======== MATERIALS PROVIDED ========

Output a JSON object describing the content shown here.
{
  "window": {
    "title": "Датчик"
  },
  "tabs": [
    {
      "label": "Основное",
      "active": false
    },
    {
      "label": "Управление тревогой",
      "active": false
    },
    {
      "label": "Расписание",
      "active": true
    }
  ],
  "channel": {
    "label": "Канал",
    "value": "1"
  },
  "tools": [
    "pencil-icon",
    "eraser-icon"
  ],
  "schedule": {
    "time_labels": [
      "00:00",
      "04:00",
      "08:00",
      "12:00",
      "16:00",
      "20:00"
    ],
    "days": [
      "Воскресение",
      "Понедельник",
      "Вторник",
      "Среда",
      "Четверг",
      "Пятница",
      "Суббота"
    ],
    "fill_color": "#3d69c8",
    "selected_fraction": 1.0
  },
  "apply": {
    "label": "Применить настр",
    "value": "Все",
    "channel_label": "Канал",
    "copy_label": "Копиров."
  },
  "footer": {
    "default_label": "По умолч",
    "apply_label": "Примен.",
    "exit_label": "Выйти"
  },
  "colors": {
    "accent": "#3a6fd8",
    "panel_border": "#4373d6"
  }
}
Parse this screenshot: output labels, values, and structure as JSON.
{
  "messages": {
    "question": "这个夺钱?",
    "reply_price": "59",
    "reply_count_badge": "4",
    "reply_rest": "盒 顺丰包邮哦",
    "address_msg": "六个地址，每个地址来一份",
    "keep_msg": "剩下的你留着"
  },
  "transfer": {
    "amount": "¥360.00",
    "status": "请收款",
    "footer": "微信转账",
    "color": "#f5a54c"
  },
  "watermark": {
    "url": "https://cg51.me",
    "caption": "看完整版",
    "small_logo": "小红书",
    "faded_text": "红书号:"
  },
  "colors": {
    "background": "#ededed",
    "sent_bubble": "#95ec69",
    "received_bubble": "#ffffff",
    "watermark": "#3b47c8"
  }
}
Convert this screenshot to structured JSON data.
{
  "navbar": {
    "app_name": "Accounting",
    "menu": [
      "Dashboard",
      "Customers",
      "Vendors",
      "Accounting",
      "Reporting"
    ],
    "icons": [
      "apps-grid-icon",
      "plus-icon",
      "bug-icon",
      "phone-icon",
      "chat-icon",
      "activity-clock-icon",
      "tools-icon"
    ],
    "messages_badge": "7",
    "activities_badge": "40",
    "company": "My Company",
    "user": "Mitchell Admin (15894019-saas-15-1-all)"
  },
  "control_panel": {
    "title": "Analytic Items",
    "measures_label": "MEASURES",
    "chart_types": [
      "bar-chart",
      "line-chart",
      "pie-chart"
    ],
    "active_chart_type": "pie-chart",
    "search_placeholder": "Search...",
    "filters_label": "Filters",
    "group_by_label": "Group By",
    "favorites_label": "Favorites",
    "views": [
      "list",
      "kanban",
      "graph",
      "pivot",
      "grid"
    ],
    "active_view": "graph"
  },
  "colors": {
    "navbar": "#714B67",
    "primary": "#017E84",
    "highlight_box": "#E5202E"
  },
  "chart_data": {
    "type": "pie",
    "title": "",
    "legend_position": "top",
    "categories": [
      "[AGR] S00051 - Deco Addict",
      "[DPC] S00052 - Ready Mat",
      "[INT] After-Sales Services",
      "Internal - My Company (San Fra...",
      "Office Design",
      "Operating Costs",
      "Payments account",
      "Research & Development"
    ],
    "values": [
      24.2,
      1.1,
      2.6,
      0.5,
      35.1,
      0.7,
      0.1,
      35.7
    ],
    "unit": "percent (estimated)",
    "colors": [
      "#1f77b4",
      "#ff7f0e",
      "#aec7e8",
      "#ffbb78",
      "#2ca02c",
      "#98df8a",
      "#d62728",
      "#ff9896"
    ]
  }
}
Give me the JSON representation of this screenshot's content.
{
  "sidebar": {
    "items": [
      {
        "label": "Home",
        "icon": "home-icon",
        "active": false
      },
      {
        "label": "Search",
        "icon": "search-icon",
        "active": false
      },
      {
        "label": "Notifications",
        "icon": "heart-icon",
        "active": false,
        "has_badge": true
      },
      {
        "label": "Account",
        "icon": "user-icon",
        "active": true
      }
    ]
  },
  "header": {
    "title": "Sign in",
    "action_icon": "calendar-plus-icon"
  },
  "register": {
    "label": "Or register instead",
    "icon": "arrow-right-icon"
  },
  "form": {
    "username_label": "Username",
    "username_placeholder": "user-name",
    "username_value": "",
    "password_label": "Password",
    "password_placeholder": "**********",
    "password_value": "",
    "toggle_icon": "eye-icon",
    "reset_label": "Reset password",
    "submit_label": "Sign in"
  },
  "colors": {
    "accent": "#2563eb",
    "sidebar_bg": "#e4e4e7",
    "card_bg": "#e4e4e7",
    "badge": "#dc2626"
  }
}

========

Quote each line of the listing above exactly.

Output a JSON object describing the content shown here.
{
  "window": {
    "title": "Датчик"
  },
  "tabs": [
    {
      "label": "Основное",
      "active": false
    },
    {
      "label": "Управление тревогой",
      "active": false
    },
    {
      "label": "Расписание",
      "active": true
    }
  ],
  "channel": {
    "label": "Канал",
    "value": "1"
  },
  "tools": [
    "pencil-icon",
    "eraser-icon"
  ],
  "schedule": {
    "time_labels": [
      "00:00",
      "04:00",
      "08:00",
      "12:00",
      "16:00",
      "20:00"
    ],
    "days": [
      "Воскресение",
      "Понедельник",
      "Вторник",
      "Среда",
      "Четверг",
      "Пятница",
      "Суббота"
    ],
    "fill_color": "#3d69c8",
    "selected_fraction": 1.0
  },
  "apply": {
    "label": "Применить настр",
    "value": "Все",
    "channel_label": "Канал",
    "copy_label": "Копиров."
  },
  "footer": {
    "default_label": "По умолч",
    "apply_label": "Примен.",
    "exit_label": "Выйти"
  },
  "colors": {
    "accent": "#3a6fd8",
    "panel_border": "#4373d6"
  }
}
Parse this screenshot: output labels, values, and structure as JSON.
{
  "messages": {
    "question": "这个夺钱?",
    "reply_price": "59",
    "reply_count_badge": "4",
    "reply_rest": "盒 顺丰包邮哦",
    "address_msg": "六个地址，每个地址来一份",
    "keep_msg": "剩下的你留着"
  },
  "transfer": {
    "amount": "¥360.00",
    "status": "请收款",
    "footer": "微信转账",
    "color": "#f5a54c"
  },
  "watermark": {
    "url": "https://cg51.me",
    "caption": "看完整版",
    "small_logo": "小红书",
    "faded_text": "红书号:"
  },
  "colors": {
    "background": "#ededed",
    "sent_bubble": "#95ec69",
    "received_bubble": "#ffffff",
    "watermark": "#3b47c8"
  }
}
Convert this screenshot to structured JSON data.
{
  "navbar": {
    "app_name": "Accounting",
    "menu": [
      "Dashboard",
      "Customers",
      "Vendors",
      "Accounting",
      "Reporting"
    ],
    "icons": [
      "apps-grid-icon",
      "plus-icon",
      "bug-icon",
      "phone-icon",
      "chat-icon",
      "activity-clock-icon",
      "tools-icon"
    ],
    "messages_badge": "7",
    "activities_badge": "40",
    "company": "My Company",
    "user": "Mitchell Admin (15894019-saas-15-1-all)"
  },
  "control_panel": {
    "title": "Analytic Items",
    "measures_label": "MEASURES",
    "chart_types": [
      "bar-chart",
      "line-chart",
      "pie-chart"
    ],
    "active_chart_type": "pie-chart",
    "search_placeholder": "Search...",
    "filters_label": "Filters",
    "group_by_label": "Group By",
    "favorites_label": "Favorites",
    "views": [
      "list",
      "kanban",
      "graph",
      "pivot",
      "grid"
    ],
    "active_view": "graph"
  },
  "colors": {
    "navbar": "#714B67",
    "primary": "#017E84",
    "highlight_box": "#E5202E"
  },
  "chart_data": {
    "type": "pie",
    "title": "",
    "legend_position": "top",
    "categories": [
      "[AGR] S00051 - Deco Addict",
      "[DPC] S00052 - Ready Mat",
      "[INT] After-Sales Services",
      "Internal - My Company (San Fra...",
      "Office Design",
      "Operating Costs",
      "Payments account",
      "Research & Development"
    ],
    "values": [
      24.2,
      1.1,
      2.6,
      0.5,
      35.1,
      0.7,
      0.1,
      35.7
    ],
    "unit": "percent (estimated)",
    "colors": [
      "#1f77b4",
      "#ff7f0e",
      "#aec7e8",
      "#ffbb78",
      "#2ca02c",
      "#98df8a",
      "#d62728",
      "#ff9896"
    ]
  }
}
Give me the JSON representation of this screenshot's content.
{
  "sidebar": {
    "items": [
      {
        "label": "Home",
        "icon": "home-icon",
        "active": false
      },
      {
        "label": "Search",
        "icon": "search-icon",
        "active": false
      },
      {
        "label": "Notifications",
        "icon": "heart-icon",
        "active": false,
        "has_badge": true
      },
      {
        "label": "Account",
        "icon": "user-icon",
        "active": true
      }
    ]
  },
  "header": {
    "title": "Sign in",
    "action_icon": "calendar-plus-icon"
  },
  "register": {
    "label": "Or register instead",
    "icon": "arrow-right-icon"
  },
  "form": {
    "username_label": "Username",
    "username_placeholder": "user-name",
    "username_value": "",
    "password_label": "Password",
    "password_placeholder": "**********",
    "password_value": "",
    "toggle_icon": "eye-icon",
    "reset_label": "Reset password",
    "submit_label": "Sign in"
  },
  "colors": {
    "accent": "#2563eb",
    "sidebar_bg": "#e4e4e7",
    "card_bg": "#e4e4e7",
    "badge": "#dc2626"
  }
}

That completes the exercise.